▶ Description of the task
Copy the data below exactly.

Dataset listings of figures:
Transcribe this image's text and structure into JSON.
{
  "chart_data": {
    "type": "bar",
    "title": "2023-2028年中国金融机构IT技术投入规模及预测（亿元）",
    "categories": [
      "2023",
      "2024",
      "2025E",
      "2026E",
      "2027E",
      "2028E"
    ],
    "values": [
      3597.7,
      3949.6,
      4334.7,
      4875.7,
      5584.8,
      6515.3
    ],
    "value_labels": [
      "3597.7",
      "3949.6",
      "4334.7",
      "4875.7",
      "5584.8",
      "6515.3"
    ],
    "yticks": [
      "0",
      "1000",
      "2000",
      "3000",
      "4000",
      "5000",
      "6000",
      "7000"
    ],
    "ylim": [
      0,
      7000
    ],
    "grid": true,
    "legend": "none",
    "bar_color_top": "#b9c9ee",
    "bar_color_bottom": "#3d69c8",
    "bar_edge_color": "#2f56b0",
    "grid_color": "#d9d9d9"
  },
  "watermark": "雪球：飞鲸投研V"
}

▶ Worked answer
Transcribe this image's text and structure into JSON.
{
  "chart_data": {
    "type": "bar",
    "title": "2023-2028年中国金融机构IT技术投入规模及预测（亿元）",
    "categories": [
      "2023",
      "2024",
      "2025E",
      "2026E",
      "2027E",
      "2028E"
    ],
    "values": [
      3597.7,
      3949.6,
      4334.7,
      4875.7,
      5584.8,
      6515.3
    ],
    "value_labels": [
      "3597.7",
      "3949.6",
      "4334.7",
      "4875.7",
      "5584.8",
      "6515.3"
    ],
    "yticks": [
      "0",
      "1000",
      "2000",
      "3000",
      "4000",
      "5000",
      "6000",
      "7000"
    ],
    "ylim": [
      0,
      7000
    ],
    "grid": true,
    "legend": "none",
    "bar_color_top": "#b9c9ee",
    "bar_color_bottom": "#3d69c8",
    "bar_edge_color": "#2f56b0",
    "grid_color": "#d9d9d9"
  },
  "watermark": "雪球：飞鲸投研V"
}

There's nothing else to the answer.